Task objective
Reproduce every entry exactly, without alteration.

Records supplied
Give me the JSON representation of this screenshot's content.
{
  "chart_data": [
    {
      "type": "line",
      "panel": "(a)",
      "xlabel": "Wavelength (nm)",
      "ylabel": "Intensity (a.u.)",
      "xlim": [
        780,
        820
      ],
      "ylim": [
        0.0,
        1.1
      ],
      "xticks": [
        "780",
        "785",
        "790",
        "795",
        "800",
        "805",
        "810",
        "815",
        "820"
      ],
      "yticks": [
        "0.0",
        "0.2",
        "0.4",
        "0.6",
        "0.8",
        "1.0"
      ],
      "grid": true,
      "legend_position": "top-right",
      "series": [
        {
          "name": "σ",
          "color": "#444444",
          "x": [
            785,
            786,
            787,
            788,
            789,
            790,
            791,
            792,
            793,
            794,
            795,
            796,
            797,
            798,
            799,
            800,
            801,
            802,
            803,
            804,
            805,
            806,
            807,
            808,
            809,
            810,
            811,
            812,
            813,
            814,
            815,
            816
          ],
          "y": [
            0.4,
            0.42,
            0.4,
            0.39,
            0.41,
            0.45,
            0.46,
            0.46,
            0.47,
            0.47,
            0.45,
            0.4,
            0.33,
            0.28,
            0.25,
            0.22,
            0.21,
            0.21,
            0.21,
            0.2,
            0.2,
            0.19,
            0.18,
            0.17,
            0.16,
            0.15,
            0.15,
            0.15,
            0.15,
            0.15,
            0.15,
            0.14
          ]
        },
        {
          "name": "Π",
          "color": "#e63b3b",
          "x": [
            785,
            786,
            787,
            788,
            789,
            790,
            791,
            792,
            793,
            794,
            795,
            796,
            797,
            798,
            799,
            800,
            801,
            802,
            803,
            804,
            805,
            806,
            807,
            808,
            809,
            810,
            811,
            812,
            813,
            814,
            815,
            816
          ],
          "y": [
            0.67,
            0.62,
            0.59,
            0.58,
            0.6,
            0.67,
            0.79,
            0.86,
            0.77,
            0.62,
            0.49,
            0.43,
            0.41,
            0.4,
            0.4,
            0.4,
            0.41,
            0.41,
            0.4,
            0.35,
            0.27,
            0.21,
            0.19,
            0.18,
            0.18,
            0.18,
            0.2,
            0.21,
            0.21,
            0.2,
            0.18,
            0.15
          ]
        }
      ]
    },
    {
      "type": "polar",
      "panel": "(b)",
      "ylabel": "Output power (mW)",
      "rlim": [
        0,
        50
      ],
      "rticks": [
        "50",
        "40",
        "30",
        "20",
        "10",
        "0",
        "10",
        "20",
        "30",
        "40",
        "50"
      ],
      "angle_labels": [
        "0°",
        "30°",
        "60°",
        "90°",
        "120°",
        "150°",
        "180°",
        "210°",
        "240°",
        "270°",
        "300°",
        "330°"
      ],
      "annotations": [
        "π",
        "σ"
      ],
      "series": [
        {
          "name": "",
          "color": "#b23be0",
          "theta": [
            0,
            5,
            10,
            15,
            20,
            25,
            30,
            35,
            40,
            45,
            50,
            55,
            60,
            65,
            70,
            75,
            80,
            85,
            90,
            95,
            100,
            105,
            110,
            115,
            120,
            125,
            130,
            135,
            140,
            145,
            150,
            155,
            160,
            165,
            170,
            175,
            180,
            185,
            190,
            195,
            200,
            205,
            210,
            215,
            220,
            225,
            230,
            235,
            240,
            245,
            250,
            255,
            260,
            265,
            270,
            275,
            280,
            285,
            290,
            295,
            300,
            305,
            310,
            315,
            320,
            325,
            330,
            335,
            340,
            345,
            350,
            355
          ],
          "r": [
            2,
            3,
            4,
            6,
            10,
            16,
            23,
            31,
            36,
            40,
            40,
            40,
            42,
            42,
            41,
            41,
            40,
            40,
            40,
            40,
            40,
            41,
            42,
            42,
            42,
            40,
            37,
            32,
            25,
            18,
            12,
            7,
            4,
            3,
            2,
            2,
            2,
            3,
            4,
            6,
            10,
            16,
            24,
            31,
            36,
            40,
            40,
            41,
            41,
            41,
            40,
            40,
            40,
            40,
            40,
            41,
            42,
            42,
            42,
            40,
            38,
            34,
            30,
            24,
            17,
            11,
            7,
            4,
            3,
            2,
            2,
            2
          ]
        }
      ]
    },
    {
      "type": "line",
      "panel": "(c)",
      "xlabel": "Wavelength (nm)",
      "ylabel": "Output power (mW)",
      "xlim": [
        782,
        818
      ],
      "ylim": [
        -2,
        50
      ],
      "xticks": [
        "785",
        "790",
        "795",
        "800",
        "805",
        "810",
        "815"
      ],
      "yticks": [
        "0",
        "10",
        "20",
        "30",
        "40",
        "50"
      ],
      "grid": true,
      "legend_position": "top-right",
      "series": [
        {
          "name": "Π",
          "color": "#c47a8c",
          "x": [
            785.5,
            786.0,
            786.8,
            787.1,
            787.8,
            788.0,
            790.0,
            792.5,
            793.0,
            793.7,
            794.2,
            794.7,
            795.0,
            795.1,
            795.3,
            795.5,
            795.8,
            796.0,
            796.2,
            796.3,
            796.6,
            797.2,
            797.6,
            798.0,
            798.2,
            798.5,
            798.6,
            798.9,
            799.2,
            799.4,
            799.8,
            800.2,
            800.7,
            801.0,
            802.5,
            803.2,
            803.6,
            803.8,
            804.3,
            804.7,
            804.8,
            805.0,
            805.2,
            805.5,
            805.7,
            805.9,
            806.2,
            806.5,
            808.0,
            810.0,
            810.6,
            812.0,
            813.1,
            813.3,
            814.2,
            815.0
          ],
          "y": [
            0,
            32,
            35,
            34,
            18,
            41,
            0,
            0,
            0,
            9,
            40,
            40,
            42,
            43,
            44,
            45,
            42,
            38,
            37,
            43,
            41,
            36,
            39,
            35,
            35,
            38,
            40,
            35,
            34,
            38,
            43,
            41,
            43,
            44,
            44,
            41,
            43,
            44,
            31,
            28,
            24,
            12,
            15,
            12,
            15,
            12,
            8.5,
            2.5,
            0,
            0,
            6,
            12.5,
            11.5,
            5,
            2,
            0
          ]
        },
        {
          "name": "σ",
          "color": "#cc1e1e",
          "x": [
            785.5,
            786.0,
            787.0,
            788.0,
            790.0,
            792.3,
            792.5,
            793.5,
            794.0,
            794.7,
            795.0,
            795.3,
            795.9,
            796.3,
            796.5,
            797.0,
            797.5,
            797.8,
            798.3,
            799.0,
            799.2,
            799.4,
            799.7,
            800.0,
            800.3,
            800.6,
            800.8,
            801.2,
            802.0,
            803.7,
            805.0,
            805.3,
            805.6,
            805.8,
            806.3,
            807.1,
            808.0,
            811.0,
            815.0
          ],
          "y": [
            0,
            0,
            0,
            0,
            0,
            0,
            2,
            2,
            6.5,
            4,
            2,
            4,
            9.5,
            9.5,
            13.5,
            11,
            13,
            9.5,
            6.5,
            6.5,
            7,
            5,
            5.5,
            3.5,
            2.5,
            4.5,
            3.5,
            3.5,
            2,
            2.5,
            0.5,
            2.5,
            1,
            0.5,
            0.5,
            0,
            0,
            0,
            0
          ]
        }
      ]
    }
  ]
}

The result
Give me the JSON representation of this screenshot's content.
{
  "chart_data": [
    {
      "type": "line",
      "panel": "(a)",
      "xlabel": "Wavelength (nm)",
      "ylabel": "Intensity (a.u.)",
      "xlim": [
        780,
        820
      ],
      "ylim": [
        0.0,
        1.1
      ],
      "xticks": [
        "780",
        "785",
        "790",
        "795",
        "800",
        "805",
        "810",
        "815",
        "820"
      ],
      "yticks": [
        "0.0",
        "0.2",
        "0.4",
        "0.6",
        "0.8",
        "1.0"
      ],
      "grid": true,
      "legend_position": "top-right",
      "series": [
        {
          "name": "σ",
          "color": "#444444",
          "x": [
            785,
            786,
            787,
            788,
            789,
            790,
            791,
            792,
            793,
            794,
            795,
            796,
            797,
            798,
            799,
            800,
            801,
            802,
            803,
            804,
            805,
            806,
            807,
            808,
            809,
            810,
            811,
            812,
            813,
            814,
            815,
            816
          ],
          "y": [
            0.4,
            0.42,
            0.4,
            0.39,
            0.41,
            0.45,
            0.46,
            0.46,
            0.47,
            0.47,
            0.45,
            0.4,
            0.33,
            0.28,
            0.25,
            0.22,
            0.21,
            0.21,
            0.21,
            0.2,
            0.2,
            0.19,
            0.18,
            0.17,
            0.16,
            0.15,
            0.15,
            0.15,
            0.15,
            0.15,
            0.15,
            0.14
          ]
        },
        {
          "name": "Π",
          "color": "#e63b3b",
          "x": [
            785,
            786,
            787,
            788,
            789,
            790,
            791,
            792,
            793,
            794,
            795,
            796,
            797,
            798,
            799,
            800,
            801,
            802,
            803,
            804,
            805,
            806,
            807,
            808,
            809,
            810,
            811,
            812,
            813,
            814,
            815,
            816
          ],
          "y": [
            0.67,
            0.62,
            0.59,
            0.58,
            0.6,
            0.67,
            0.79,
            0.86,
            0.77,
            0.62,
            0.49,
            0.43,
            0.41,
            0.4,
            0.4,
            0.4,
            0.41,
            0.41,
            0.4,
            0.35,
            0.27,
            0.21,
            0.19,
            0.18,
            0.18,
            0.18,
            0.2,
            0.21,
            0.21,
            0.2,
            0.18,
            0.15
          ]
        }
      ]
    },
    {
      "type": "polar",
      "panel": "(b)",
      "ylabel": "Output power (mW)",
      "rlim": [
        0,
        50
      ],
      "rticks": [
        "50",
        "40",
        "30",
        "20",
        "10",
        "0",
        "10",
        "20",
        "30",
        "40",
        "50"
      ],
      "angle_labels": [
        "0°",
        "30°",
        "60°",
        "90°",
        "120°",
        "150°",
        "180°",
        "210°",
        "240°",
        "270°",
        "300°",
        "330°"
      ],
      "annotations": [
        "π",
        "σ"
      ],
      "series": [
        {
          "name": "",
          "color": "#b23be0",
          "theta": [
            0,
            5,
            10,
            15,
            20,
            25,
            30,
            35,
            40,
            45,
            50,
            55,
            60,
            65,
            70,
            75,
            80,
            85,
            90,
            95,
            100,
            105,
            110,
            115,
            120,
            125,
            130,
            135,
            140,
            145,
            150,
            155,
            160,
            165,
            170,
            175,
            180,
            185,
            190,
            195,
            200,
            205,
            210,
            215,
            220,
            225,
            230,
            235,
            240,
            245,
            250,
            255,
            260,
            265,
            270,
            275,
            280,
            285,
            290,
            295,
            300,
            305,
            310,
            315,
            320,
            325,
            330,
            335,
            340,
            345,
            350,
            355
          ],
          "r": [
            2,
            3,
            4,
            6,
            10,
            16,
            23,
            31,
            36,
            40,
            40,
            40,
            42,
            42,
            41,
            41,
            40,
            40,
            40,
            40,
            40,
            41,
            42,
            42,
            42,
            40,
            37,
            32,
            25,
            18,
            12,
            7,
            4,
            3,
            2,
            2,
            2,
            3,
            4,
            6,
            10,
            16,
            24,
            31,
            36,
            40,
            40,
            41,
            41,
            41,
            40,
            40,
            40,
            40,
            40,
            41,
            42,
            42,
            42,
            40,
            38,
            34,
            30,
            24,
            17,
            11,
            7,
            4,
            3,
            2,
            2,
            2
          ]
        }
      ]
    },
    {
      "type": "line",
      "panel": "(c)",
      "xlabel": "Wavelength (nm)",
      "ylabel": "Output power (mW)",
      "xlim": [
        782,
        818
      ],
      "ylim": [
        -2,
        50
      ],
      "xticks": [
        "785",
        "790",
        "795",
        "800",
        "805",
        "810",
        "815"
      ],
      "yticks": [
        "0",
        "10",
        "20",
        "30",
        "40",
        "50"
      ],
      "grid": true,
      "legend_position": "top-right",
      "series": [
        {
          "name": "Π",
          "color": "#c47a8c",
          "x": [
            785.5,
            786.0,
            786.8,
            787.1,
            787.8,
            788.0,
            790.0,
            792.5,
            793.0,
            793.7,
            794.2,
            794.7,
            795.0,
            795.1,
            795.3,
            795.5,
            795.8,
            796.0,
            796.2,
            796.3,
            796.6,
            797.2,
            797.6,
            798.0,
            798.2,
            798.5,
            798.6,
            798.9,
            799.2,
            799.4,
            799.8,
            800.2,
            800.7,
            801.0,
            802.5,
            803.2,
            803.6,
            803.8,
            804.3,
            804.7,
            804.8,
            805.0,
            805.2,
            805.5,
            805.7,
            805.9,
            806.2,
            806.5,
            808.0,
            810.0,
            810.6,
            812.0,
            813.1,
            813.3,
            814.2,
            815.0
          ],
          "y": [
            0,
            32,
            35,
            34,
            18,
            41,
            0,
            0,
            0,
            9,
            40,
            40,
            42,
            43,
            44,
            45,
            42,
            38,
            37,
            43,
            41,
            36,
            39,
            35,
            35,
            38,
            40,
            35,
            34,
            38,
            43,
            41,
            43,
            44,
            44,
            41,
            43,
            44,
            31,
            28,
            24,
            12,
            15,
            12,
            15,
            12,
            8.5,
            2.5,
            0,
            0,
            6,
            12.5,
            11.5,
            5,
            2,
            0
          ]
        },
        {
          "name": "σ",
          "color": "#cc1e1e",
          "x": [
            785.5,
            786.0,
            787.0,
            788.0,
            790.0,
            792.3,
            792.5,
            793.5,
            794.0,
            794.7,
            795.0,
            795.3,
            795.9,
            796.3,
            796.5,
            797.0,
            797.5,
            797.8,
            798.3,
            799.0,
            799.2,
            799.4,
            799.7,
            800.0,
            800.3,
            800.6,
            800.8,
            801.2,
            802.0,
            803.7,
            805.0,
            805.3,
            805.6,
            805.8,
            806.3,
            807.1,
            808.0,
            811.0,
            815.0
          ],
          "y": [
            0,
            0,
            0,
            0,
            0,
            0,
            2,
            2,
            6.5,
            4,
            2,
            4,
            9.5,
            9.5,
            13.5,
            11,
            13,
            9.5,
            6.5,
            6.5,
            7,
            5,
            5.5,
            3.5,
            2.5,
            4.5,
            3.5,
            3.5,
            2,
            2.5,
            0.5,
            2.5,
            1,
            0.5,
            0.5,
            0,
            0,
            0,
            0
          ]
        }
      ]
    }
  ]
}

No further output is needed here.